**DATA LINES**
++++++++++++++++++++

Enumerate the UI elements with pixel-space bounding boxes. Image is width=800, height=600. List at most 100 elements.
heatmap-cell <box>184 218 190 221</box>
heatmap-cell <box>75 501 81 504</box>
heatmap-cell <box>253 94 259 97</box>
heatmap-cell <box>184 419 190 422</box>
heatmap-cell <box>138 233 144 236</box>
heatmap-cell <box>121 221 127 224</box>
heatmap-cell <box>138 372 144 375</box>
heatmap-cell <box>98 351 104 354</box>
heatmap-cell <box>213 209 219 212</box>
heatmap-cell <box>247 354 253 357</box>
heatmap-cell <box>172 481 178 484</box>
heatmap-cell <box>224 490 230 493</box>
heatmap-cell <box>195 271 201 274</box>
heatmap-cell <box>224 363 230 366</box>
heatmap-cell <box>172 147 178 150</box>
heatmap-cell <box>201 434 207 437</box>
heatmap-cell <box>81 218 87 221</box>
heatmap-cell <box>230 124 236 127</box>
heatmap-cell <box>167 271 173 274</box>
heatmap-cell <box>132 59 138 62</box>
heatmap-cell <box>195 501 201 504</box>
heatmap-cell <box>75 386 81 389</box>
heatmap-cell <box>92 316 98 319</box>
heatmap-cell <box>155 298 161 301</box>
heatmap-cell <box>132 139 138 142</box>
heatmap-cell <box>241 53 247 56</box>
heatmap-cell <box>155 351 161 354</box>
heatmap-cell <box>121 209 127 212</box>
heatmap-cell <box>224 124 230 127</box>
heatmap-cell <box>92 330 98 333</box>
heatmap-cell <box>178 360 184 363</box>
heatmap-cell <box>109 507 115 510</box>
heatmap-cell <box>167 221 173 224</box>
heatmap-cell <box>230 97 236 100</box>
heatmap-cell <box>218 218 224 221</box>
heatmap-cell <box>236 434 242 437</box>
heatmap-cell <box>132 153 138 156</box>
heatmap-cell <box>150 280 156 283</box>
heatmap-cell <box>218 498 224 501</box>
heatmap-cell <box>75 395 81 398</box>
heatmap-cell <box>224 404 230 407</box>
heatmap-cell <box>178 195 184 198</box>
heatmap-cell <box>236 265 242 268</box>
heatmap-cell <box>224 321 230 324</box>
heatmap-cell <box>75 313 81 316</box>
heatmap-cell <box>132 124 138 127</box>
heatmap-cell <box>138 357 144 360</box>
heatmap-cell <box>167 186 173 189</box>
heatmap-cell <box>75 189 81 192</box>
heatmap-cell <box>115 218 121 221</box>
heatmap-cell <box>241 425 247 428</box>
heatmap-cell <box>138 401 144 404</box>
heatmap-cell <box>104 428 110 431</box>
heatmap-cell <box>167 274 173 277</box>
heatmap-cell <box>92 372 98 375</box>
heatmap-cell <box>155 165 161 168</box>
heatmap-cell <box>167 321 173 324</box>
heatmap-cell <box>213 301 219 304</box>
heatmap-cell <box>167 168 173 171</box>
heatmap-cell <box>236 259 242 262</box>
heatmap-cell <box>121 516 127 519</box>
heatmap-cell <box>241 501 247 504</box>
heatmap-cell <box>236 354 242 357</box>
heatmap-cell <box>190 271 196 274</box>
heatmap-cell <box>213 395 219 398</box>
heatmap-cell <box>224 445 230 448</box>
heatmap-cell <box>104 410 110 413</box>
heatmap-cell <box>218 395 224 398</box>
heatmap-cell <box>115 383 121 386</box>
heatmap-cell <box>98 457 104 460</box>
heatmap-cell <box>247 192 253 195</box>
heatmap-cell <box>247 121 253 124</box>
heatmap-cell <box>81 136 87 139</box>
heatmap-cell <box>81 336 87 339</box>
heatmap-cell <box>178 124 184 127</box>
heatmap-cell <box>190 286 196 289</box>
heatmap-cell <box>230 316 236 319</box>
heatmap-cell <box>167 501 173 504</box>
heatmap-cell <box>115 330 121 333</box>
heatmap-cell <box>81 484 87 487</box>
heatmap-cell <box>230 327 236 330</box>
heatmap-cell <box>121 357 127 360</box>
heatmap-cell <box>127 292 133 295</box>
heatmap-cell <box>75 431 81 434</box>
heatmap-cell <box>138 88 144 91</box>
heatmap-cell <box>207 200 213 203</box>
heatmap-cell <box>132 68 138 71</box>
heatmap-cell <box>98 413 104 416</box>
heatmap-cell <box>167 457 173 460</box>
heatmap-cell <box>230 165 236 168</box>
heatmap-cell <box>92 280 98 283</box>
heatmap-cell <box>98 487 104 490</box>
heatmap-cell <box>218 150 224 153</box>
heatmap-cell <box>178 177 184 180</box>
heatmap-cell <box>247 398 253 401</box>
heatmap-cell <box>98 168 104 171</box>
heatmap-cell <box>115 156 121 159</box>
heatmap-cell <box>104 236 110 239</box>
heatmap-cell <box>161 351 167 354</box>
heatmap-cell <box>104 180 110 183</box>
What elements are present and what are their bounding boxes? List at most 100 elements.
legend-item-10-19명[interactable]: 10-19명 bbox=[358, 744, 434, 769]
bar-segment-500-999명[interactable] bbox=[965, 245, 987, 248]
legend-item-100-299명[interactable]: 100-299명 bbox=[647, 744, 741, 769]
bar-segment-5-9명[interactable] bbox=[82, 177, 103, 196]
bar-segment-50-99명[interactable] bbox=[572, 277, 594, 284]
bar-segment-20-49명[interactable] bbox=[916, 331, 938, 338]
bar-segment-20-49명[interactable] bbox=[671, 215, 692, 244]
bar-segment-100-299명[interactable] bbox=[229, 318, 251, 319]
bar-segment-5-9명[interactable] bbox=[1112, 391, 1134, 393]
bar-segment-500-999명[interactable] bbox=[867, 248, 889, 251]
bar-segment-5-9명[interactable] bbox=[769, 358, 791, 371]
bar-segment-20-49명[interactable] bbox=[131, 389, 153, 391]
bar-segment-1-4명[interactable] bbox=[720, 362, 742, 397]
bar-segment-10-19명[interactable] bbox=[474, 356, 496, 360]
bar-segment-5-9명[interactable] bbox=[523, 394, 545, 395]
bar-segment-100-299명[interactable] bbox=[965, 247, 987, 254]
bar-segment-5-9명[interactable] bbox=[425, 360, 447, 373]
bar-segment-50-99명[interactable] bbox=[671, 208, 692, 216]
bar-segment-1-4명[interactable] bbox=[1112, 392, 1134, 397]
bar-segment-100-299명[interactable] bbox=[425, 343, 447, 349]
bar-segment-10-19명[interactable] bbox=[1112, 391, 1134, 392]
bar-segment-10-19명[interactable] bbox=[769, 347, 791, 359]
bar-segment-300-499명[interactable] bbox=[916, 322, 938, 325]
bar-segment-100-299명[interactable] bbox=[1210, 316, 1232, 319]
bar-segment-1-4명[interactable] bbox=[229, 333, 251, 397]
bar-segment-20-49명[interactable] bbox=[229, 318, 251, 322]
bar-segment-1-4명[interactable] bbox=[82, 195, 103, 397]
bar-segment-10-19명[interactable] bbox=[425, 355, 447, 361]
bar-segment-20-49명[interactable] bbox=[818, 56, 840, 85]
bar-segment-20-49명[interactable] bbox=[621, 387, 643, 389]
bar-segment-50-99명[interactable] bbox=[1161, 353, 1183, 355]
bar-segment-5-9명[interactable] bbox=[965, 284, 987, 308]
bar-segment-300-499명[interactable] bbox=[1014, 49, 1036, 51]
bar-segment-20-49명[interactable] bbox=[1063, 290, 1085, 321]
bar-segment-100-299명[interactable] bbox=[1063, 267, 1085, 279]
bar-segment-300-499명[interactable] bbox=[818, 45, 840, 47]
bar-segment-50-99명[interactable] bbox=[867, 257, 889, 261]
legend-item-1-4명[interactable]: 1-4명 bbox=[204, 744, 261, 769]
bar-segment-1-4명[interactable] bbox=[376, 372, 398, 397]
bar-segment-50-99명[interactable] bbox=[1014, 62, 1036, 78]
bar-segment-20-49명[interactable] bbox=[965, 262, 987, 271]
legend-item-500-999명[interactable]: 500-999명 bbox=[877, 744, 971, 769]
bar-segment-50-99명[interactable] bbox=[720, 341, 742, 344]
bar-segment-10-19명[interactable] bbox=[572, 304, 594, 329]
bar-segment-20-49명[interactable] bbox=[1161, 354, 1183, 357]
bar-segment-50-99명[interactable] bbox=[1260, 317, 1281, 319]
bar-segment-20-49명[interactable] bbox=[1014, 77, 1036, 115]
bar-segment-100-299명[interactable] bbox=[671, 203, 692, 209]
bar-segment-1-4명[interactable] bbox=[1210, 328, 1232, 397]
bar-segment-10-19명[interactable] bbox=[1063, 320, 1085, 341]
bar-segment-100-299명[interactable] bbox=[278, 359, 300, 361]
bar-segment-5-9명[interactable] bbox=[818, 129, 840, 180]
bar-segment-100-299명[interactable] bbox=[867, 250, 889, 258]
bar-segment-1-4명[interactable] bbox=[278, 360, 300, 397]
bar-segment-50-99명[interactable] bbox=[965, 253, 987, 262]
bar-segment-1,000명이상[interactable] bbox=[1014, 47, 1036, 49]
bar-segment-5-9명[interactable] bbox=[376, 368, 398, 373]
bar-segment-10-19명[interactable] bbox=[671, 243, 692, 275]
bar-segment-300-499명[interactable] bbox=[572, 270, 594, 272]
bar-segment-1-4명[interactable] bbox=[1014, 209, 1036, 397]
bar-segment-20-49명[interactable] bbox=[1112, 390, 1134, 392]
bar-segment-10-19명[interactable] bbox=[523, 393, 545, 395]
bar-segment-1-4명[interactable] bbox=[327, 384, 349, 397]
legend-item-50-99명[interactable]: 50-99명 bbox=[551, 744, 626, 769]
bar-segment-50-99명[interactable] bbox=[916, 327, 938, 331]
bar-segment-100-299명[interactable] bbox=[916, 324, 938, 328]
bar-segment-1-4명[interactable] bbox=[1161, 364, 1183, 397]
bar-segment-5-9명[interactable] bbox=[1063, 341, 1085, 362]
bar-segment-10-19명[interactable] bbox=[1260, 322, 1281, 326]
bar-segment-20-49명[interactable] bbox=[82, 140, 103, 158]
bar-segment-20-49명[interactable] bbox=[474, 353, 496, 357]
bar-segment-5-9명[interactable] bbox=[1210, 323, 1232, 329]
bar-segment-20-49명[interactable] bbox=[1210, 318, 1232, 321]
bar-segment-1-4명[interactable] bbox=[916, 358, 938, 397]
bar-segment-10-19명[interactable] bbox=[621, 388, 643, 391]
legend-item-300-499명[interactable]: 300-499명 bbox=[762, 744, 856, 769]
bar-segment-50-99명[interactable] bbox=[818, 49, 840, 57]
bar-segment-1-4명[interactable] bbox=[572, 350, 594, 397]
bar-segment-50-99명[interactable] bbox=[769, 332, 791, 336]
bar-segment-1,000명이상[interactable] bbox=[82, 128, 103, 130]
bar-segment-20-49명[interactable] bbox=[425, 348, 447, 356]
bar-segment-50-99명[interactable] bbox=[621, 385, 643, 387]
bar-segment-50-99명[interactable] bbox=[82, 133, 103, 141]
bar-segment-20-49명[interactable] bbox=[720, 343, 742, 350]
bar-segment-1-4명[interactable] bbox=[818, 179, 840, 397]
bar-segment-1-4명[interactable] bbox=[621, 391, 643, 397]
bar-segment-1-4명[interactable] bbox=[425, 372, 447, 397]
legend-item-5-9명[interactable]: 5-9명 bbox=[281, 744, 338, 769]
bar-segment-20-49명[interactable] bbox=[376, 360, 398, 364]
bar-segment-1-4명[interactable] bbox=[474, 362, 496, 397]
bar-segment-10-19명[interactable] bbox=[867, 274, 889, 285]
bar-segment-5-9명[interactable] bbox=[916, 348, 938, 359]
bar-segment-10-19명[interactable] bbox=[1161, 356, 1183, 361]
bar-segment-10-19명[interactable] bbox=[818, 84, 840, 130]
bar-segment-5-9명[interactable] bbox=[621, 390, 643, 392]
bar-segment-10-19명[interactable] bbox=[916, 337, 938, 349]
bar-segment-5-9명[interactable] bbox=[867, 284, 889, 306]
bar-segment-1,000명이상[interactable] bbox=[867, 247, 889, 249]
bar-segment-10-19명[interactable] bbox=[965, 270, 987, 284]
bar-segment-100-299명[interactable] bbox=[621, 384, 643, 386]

++++++++++++++++++++

**EXERCISE BRIEF**
Update the listing from its first line through the line with "heatmap-cell <box>236 265 242 268</box>", putting "grid-cell" wherever "heatmap-cell" appears and leaving everything else the same.

**SOLUTION BELOW**
Enumerate the UI elements with pixel-space bounding boxes. Image is width=800, height=600. List at most 100 elements.
grid-cell <box>184 218 190 221</box>
grid-cell <box>75 501 81 504</box>
grid-cell <box>253 94 259 97</box>
grid-cell <box>184 419 190 422</box>
grid-cell <box>138 233 144 236</box>
grid-cell <box>121 221 127 224</box>
grid-cell <box>138 372 144 375</box>
grid-cell <box>98 351 104 354</box>
grid-cell <box>213 209 219 212</box>
grid-cell <box>247 354 253 357</box>
grid-cell <box>172 481 178 484</box>
grid-cell <box>224 490 230 493</box>
grid-cell <box>195 271 201 274</box>
grid-cell <box>224 363 230 366</box>
grid-cell <box>172 147 178 150</box>
grid-cell <box>201 434 207 437</box>
grid-cell <box>81 218 87 221</box>
grid-cell <box>230 124 236 127</box>
grid-cell <box>167 271 173 274</box>
grid-cell <box>132 59 138 62</box>
grid-cell <box>195 501 201 504</box>
grid-cell <box>75 386 81 389</box>
grid-cell <box>92 316 98 319</box>
grid-cell <box>155 298 161 301</box>
grid-cell <box>132 139 138 142</box>
grid-cell <box>241 53 247 56</box>
grid-cell <box>155 351 161 354</box>
grid-cell <box>121 209 127 212</box>
grid-cell <box>224 124 230 127</box>
grid-cell <box>92 330 98 333</box>
grid-cell <box>178 360 184 363</box>
grid-cell <box>109 507 115 510</box>
grid-cell <box>167 221 173 224</box>
grid-cell <box>230 97 236 100</box>
grid-cell <box>218 218 224 221</box>
grid-cell <box>236 434 242 437</box>
grid-cell <box>132 153 138 156</box>
grid-cell <box>150 280 156 283</box>
grid-cell <box>218 498 224 501</box>
grid-cell <box>75 395 81 398</box>
grid-cell <box>224 404 230 407</box>
grid-cell <box>178 195 184 198</box>
grid-cell <box>236 265 242 268</box>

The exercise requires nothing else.